= DATASET RECORDS =
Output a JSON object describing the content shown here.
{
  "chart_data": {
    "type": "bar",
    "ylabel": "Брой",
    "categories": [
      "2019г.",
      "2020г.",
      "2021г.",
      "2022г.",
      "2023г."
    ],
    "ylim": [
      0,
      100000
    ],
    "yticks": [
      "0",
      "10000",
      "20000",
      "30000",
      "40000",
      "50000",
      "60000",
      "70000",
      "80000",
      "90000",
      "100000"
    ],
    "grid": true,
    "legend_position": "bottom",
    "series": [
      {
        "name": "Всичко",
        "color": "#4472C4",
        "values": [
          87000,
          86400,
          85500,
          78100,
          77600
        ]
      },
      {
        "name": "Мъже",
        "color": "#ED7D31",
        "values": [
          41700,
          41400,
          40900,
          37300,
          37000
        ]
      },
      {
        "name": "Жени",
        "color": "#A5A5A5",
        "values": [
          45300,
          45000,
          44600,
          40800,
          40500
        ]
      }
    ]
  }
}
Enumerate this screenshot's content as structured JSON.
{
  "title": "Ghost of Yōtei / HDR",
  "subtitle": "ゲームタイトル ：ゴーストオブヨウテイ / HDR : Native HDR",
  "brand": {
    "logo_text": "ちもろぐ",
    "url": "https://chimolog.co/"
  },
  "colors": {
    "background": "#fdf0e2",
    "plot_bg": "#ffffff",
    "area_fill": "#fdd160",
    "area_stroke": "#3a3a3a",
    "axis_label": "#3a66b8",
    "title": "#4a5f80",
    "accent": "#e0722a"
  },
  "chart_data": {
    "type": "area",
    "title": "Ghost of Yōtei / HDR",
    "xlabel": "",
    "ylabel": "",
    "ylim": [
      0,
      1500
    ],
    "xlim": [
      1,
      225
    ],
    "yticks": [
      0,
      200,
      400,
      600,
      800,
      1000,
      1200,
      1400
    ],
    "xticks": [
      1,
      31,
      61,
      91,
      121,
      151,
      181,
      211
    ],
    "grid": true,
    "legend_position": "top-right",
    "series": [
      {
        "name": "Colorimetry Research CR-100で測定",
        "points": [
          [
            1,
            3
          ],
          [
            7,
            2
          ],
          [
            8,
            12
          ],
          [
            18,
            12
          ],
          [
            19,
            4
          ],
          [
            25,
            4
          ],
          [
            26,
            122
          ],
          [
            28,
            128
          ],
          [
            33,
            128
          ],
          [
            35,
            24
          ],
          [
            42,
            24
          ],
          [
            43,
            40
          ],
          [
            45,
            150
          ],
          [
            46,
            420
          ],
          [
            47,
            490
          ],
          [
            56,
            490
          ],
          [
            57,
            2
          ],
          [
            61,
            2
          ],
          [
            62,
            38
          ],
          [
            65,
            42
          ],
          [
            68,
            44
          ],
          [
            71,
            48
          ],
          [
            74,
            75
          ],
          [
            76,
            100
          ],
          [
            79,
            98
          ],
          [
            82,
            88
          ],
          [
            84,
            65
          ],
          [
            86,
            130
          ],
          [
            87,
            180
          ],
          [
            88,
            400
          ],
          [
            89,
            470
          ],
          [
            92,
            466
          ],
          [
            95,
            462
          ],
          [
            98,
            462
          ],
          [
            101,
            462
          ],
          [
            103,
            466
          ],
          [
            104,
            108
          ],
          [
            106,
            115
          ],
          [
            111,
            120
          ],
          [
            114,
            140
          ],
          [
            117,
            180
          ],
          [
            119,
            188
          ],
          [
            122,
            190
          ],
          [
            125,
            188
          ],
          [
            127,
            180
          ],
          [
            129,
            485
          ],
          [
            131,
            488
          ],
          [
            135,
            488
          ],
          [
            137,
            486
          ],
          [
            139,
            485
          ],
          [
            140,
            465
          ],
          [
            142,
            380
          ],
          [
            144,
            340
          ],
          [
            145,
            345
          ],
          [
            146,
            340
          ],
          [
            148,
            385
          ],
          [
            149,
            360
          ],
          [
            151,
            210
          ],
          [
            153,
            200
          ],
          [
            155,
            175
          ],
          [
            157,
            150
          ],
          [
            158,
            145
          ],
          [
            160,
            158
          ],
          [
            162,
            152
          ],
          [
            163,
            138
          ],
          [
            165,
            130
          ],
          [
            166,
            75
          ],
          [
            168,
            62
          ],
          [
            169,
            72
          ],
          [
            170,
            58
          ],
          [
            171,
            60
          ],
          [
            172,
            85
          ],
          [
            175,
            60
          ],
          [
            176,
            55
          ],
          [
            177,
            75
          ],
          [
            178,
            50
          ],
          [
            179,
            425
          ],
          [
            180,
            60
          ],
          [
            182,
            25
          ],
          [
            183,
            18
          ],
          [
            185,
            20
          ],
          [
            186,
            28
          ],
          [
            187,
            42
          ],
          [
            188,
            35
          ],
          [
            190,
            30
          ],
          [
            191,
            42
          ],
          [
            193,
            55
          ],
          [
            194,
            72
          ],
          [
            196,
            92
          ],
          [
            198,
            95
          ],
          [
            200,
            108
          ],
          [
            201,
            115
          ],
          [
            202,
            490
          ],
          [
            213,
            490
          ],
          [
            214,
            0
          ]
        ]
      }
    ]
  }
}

= GOAL OF THE EXERCISE =
Every line above needs to be retyped exactly.

= COMPLETE ANSWER =
Output a JSON object describing the content shown here.
{
  "chart_data": {
    "type": "bar",
    "ylabel": "Брой",
    "categories": [
      "2019г.",
      "2020г.",
      "2021г.",
      "2022г.",
      "2023г."
    ],
    "ylim": [
      0,
      100000
    ],
    "yticks": [
      "0",
      "10000",
      "20000",
      "30000",
      "40000",
      "50000",
      "60000",
      "70000",
      "80000",
      "90000",
      "100000"
    ],
    "grid": true,
    "legend_position": "bottom",
    "series": [
      {
        "name": "Всичко",
        "color": "#4472C4",
        "values": [
          87000,
          86400,
          85500,
          78100,
          77600
        ]
      },
      {
        "name": "Мъже",
        "color": "#ED7D31",
        "values": [
          41700,
          41400,
          40900,
          37300,
          37000
        ]
      },
      {
        "name": "Жени",
        "color": "#A5A5A5",
        "values": [
          45300,
          45000,
          44600,
          40800,
          40500
        ]
      }
    ]
  }
}
Enumerate this screenshot's content as structured JSON.
{
  "title": "Ghost of Yōtei / HDR",
  "subtitle": "ゲームタイトル ：ゴーストオブヨウテイ / HDR : Native HDR",
  "brand": {
    "logo_text": "ちもろぐ",
    "url": "https://chimolog.co/"
  },
  "colors": {
    "background": "#fdf0e2",
    "plot_bg": "#ffffff",
    "area_fill": "#fdd160",
    "area_stroke": "#3a3a3a",
    "axis_label": "#3a66b8",
    "title": "#4a5f80",
    "accent": "#e0722a"
  },
  "chart_data": {
    "type": "area",
    "title": "Ghost of Yōtei / HDR",
    "xlabel": "",
    "ylabel": "",
    "ylim": [
      0,
      1500
    ],
    "xlim": [
      1,
      225
    ],
    "yticks": [
      0,
      200,
      400,
      600,
      800,
      1000,
      1200,
      1400
    ],
    "xticks": [
      1,
      31,
      61,
      91,
      121,
      151,
      181,
      211
    ],
    "grid": true,
    "legend_position": "top-right",
    "series": [
      {
        "name": "Colorimetry Research CR-100で測定",
        "points": [
          [
            1,
            3
          ],
          [
            7,
            2
          ],
          [
            8,
            12
          ],
          [
            18,
            12
          ],
          [
            19,
            4
          ],
          [
            25,
            4
          ],
          [
            26,
            122
          ],
          [
            28,
            128
          ],
          [
            33,
            128
          ],
          [
            35,
            24
          ],
          [
            42,
            24
          ],
          [
            43,
            40
          ],
          [
            45,
            150
          ],
          [
            46,
            420
          ],
          [
            47,
            490
          ],
          [
            56,
            490
          ],
          [
            57,
            2
          ],
          [
            61,
            2
          ],
          [
            62,
            38
          ],
          [
            65,
            42
          ],
          [
            68,
            44
          ],
          [
            71,
            48
          ],
          [
            74,
            75
          ],
          [
            76,
            100
          ],
          [
            79,
            98
          ],
          [
            82,
            88
          ],
          [
            84,
            65
          ],
          [
            86,
            130
          ],
          [
            87,
            180
          ],
          [
            88,
            400
          ],
          [
            89,
            470
          ],
          [
            92,
            466
          ],
          [
            95,
            462
          ],
          [
            98,
            462
          ],
          [
            101,
            462
          ],
          [
            103,
            466
          ],
          [
            104,
            108
          ],
          [
            106,
            115
          ],
          [
            111,
            120
          ],
          [
            114,
            140
          ],
          [
            117,
            180
          ],
          [
            119,
            188
          ],
          [
            122,
            190
          ],
          [
            125,
            188
          ],
          [
            127,
            180
          ],
          [
            129,
            485
          ],
          [
            131,
            488
          ],
          [
            135,
            488
          ],
          [
            137,
            486
          ],
          [
            139,
            485
          ],
          [
            140,
            465
          ],
          [
            142,
            380
          ],
          [
            144,
            340
          ],
          [
            145,
            345
          ],
          [
            146,
            340
          ],
          [
            148,
            385
          ],
          [
            149,
            360
          ],
          [
            151,
            210
          ],
          [
            153,
            200
          ],
          [
            155,
            175
          ],
          [
            157,
            150
          ],
          [
            158,
            145
          ],
          [
            160,
            158
          ],
          [
            162,
            152
          ],
          [
            163,
            138
          ],
          [
            165,
            130
          ],
          [
            166,
            75
          ],
          [
            168,
            62
          ],
          [
            169,
            72
          ],
          [
            170,
            58
          ],
          [
            171,
            60
          ],
          [
            172,
            85
          ],
          [
            175,
            60
          ],
          [
            176,
            55
          ],
          [
            177,
            75
          ],
          [
            178,
            50
          ],
          [
            179,
            425
          ],
          [
            180,
            60
          ],
          [
            182,
            25
          ],
          [
            183,
            18
          ],
          [
            185,
            20
          ],
          [
            186,
            28
          ],
          [
            187,
            42
          ],
          [
            188,
            35
          ],
          [
            190,
            30
          ],
          [
            191,
            42
          ],
          [
            193,
            55
          ],
          [
            194,
            72
          ],
          [
            196,
            92
          ],
          [
            198,
            95
          ],
          [
            200,
            108
          ],
          [
            201,
            115
          ],
          [
            202,
            490
          ],
          [
            213,
            490
          ],
          [
            214,
            0
          ]
        ]
      }
    ]
  }
}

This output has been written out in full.